The records should be written out in full, with nothing altered.

┌─ Given records

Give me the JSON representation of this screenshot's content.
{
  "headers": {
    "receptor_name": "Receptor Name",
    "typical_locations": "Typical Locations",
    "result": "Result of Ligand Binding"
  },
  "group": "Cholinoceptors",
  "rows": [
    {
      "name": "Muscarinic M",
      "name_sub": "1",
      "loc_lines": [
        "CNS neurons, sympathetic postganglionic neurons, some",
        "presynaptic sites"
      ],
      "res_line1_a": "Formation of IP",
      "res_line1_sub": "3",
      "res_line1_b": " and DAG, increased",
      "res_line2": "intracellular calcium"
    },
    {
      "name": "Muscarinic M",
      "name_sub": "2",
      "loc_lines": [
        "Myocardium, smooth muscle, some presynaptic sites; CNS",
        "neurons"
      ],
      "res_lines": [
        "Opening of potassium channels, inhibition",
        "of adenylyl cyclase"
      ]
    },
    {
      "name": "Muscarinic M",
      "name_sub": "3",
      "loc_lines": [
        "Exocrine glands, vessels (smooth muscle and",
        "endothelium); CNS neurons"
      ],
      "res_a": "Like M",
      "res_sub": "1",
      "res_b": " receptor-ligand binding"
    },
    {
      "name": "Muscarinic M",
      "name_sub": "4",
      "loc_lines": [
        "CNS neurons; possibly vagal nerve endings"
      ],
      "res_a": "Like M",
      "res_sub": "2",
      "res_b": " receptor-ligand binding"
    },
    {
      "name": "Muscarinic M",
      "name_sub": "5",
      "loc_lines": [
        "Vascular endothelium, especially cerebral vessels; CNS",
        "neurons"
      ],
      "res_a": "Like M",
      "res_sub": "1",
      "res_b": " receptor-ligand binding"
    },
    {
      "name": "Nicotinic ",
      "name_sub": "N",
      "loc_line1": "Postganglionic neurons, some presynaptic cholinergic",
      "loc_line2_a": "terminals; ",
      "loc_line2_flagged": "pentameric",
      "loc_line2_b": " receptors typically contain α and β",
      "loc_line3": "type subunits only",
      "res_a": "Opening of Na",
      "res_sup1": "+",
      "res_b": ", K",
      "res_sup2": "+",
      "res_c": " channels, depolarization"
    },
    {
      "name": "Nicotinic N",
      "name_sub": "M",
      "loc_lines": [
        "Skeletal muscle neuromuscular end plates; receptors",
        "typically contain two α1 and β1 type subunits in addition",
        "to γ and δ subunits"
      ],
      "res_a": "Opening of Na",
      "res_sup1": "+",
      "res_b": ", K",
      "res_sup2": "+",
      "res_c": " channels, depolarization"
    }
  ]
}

└─

Solution to this task:
Give me the JSON representation of this screenshot's content.
{
  "headers": {
    "receptor_name": "Receptor Name",
    "typical_locations": "Typical Locations",
    "result": "Result of Ligand Binding"
  },
  "group": "Cholinoceptors",
  "rows": [
    {
      "name": "Muscarinic M",
      "name_sub": "1",
      "loc_lines": [
        "CNS neurons, sympathetic postganglionic neurons, some",
        "presynaptic sites"
      ],
      "res_line1_a": "Formation of IP",
      "res_line1_sub": "3",
      "res_line1_b": " and DAG, increased",
      "res_line2": "intracellular calcium"
    },
    {
      "name": "Muscarinic M",
      "name_sub": "2",
      "loc_lines": [
        "Myocardium, smooth muscle, some presynaptic sites; CNS",
        "neurons"
      ],
      "res_lines": [
        "Opening of potassium channels, inhibition",
        "of adenylyl cyclase"
      ]
    },
    {
      "name": "Muscarinic M",
      "name_sub": "3",
      "loc_lines": [
        "Exocrine glands, vessels (smooth muscle and",
        "endothelium); CNS neurons"
      ],
      "res_a": "Like M",
      "res_sub": "1",
      "res_b": " receptor-ligand binding"
    },
    {
      "name": "Muscarinic M",
      "name_sub": "4",
      "loc_lines": [
        "CNS neurons; possibly vagal nerve endings"
      ],
      "res_a": "Like M",
      "res_sub": "2",
      "res_b": " receptor-ligand binding"
    },
    {
      "name": "Muscarinic M",
      "name_sub": "5",
      "loc_lines": [
        "Vascular endothelium, especially cerebral vessels; CNS",
        "neurons"
      ],
      "res_a": "Like M",
      "res_sub": "1",
      "res_b": " receptor-ligand binding"
    },
    {
      "name": "Nicotinic ",
      "name_sub": "N",
      "loc_line1": "Postganglionic neurons, some presynaptic cholinergic",
      "loc_line2_a": "terminals; ",
      "loc_line2_flagged": "pentameric",
      "loc_line2_b": " receptors typically contain α and β",
      "loc_line3": "type subunits only",
      "res_a": "Opening of Na",
      "res_sup1": "+",
      "res_b": ", K",
      "res_sup2": "+",
      "res_c": " channels, depolarization"
    },
    {
      "name": "Nicotinic N",
      "name_sub": "M",
      "loc_lines": [
        "Skeletal muscle neuromuscular end plates; receptors",
        "typically contain two α1 and β1 type subunits in addition",
        "to γ and δ subunits"
      ],
      "res_a": "Opening of Na",
      "res_sup1": "+",
      "res_b": ", K",
      "res_sup2": "+",
      "res_c": " channels, depolarization"
    }
  ]
}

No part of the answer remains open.